PROBLEM DESCRIPTION: For the listing underneath, give the count of lines containing the string "type" and nothing further.

+-------+

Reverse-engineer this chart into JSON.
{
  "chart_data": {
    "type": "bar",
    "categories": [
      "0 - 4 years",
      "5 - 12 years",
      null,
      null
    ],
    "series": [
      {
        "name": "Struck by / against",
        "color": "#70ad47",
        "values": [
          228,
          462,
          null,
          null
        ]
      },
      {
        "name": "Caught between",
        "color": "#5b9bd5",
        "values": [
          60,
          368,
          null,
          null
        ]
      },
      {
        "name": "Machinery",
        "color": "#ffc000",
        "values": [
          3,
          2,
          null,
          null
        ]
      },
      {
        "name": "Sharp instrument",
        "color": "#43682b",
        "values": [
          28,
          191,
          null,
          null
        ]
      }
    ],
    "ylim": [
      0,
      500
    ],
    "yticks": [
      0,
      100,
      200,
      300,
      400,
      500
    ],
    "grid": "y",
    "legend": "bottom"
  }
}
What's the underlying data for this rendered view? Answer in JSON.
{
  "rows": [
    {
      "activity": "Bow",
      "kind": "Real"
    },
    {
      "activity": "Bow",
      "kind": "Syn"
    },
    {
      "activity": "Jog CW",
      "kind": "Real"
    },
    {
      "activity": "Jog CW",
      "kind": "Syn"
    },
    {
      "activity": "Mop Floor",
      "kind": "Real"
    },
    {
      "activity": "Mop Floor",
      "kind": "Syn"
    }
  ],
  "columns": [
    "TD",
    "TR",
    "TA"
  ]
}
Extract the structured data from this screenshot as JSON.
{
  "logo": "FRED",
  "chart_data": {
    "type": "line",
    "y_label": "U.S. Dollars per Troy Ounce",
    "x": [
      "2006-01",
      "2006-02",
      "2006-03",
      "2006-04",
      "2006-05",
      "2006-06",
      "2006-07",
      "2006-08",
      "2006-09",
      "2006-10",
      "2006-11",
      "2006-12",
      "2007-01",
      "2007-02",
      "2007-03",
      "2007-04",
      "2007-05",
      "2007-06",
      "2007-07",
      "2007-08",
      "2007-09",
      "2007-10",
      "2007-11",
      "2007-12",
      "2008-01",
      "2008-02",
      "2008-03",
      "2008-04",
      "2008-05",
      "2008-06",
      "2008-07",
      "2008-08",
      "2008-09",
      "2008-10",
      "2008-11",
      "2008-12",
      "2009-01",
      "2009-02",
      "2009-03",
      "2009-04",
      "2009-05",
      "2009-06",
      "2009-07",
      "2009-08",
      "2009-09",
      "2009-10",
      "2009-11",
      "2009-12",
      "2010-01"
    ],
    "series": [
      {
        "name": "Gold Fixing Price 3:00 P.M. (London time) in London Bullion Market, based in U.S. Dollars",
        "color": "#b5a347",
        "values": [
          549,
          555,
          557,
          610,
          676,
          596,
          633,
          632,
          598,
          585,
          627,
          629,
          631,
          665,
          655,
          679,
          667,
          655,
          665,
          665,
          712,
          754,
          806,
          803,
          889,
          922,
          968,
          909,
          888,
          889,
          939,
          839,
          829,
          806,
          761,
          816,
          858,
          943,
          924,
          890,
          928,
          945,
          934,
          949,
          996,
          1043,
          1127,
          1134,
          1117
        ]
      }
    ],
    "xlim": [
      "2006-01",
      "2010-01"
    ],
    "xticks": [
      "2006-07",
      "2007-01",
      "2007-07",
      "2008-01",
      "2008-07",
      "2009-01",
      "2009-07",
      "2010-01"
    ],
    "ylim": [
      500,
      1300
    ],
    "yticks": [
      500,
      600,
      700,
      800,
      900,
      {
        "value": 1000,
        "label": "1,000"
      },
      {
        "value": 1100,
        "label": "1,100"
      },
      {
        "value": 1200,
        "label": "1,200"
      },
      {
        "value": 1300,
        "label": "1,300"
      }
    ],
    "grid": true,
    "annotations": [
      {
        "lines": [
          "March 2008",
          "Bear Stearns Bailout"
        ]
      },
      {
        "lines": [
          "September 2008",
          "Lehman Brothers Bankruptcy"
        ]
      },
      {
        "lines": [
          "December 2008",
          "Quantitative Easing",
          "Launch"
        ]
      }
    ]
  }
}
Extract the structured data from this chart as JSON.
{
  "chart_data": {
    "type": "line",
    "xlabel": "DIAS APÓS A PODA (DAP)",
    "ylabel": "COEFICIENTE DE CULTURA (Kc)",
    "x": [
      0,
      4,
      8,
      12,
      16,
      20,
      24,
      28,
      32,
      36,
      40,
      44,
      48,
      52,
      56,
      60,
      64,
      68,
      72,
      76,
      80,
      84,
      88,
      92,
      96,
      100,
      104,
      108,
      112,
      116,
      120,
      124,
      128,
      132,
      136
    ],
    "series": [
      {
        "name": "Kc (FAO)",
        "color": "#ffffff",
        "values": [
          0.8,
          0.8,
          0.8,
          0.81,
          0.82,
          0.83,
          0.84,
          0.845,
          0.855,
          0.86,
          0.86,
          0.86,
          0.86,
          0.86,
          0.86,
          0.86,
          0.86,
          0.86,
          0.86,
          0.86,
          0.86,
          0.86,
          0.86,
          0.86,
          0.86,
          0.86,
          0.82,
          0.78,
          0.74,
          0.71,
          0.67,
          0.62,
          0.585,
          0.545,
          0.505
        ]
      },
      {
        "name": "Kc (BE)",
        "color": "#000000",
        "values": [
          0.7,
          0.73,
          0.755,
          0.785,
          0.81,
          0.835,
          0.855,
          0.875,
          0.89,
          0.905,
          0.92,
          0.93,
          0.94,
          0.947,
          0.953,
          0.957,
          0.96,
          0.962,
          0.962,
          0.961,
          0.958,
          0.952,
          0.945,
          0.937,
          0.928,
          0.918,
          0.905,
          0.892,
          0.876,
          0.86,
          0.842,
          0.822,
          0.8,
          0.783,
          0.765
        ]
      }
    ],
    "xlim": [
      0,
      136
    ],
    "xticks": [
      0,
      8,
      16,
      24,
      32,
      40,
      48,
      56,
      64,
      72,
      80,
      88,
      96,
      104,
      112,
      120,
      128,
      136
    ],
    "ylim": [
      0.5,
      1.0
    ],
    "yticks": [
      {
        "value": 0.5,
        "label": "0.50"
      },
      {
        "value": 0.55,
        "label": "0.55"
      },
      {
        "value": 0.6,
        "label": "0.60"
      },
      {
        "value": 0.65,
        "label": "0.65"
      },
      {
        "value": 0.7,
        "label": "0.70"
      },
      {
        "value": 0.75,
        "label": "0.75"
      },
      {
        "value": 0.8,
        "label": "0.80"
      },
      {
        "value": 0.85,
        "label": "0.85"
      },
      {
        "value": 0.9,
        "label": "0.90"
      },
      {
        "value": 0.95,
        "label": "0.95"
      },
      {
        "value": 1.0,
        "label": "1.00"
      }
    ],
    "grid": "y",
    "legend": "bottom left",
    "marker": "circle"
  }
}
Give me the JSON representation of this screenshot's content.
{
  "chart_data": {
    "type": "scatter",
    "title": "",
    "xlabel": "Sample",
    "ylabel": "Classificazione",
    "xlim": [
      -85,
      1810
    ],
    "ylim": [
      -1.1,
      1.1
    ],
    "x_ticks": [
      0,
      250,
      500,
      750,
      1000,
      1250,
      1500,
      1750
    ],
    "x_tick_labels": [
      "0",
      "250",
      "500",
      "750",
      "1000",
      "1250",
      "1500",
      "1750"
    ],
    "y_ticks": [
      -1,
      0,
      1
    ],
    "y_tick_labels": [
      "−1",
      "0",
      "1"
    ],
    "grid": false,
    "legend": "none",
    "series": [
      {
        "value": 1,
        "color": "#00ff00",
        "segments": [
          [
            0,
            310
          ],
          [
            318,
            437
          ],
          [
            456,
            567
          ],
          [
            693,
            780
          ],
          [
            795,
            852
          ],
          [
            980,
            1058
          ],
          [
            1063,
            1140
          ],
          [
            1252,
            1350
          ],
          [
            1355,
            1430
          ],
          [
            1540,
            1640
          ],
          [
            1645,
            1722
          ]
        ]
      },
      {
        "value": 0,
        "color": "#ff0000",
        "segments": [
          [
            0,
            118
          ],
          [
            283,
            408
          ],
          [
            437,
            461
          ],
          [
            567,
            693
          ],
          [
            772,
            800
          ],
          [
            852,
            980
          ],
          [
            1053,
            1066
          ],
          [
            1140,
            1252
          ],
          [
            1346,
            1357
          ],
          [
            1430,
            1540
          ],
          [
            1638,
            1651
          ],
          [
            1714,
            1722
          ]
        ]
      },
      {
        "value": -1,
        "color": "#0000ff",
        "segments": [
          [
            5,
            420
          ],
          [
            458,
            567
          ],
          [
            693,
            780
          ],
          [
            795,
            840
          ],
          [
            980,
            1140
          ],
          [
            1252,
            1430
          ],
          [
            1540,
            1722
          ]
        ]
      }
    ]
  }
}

+-------+

COMPLETE RESPONSE: 4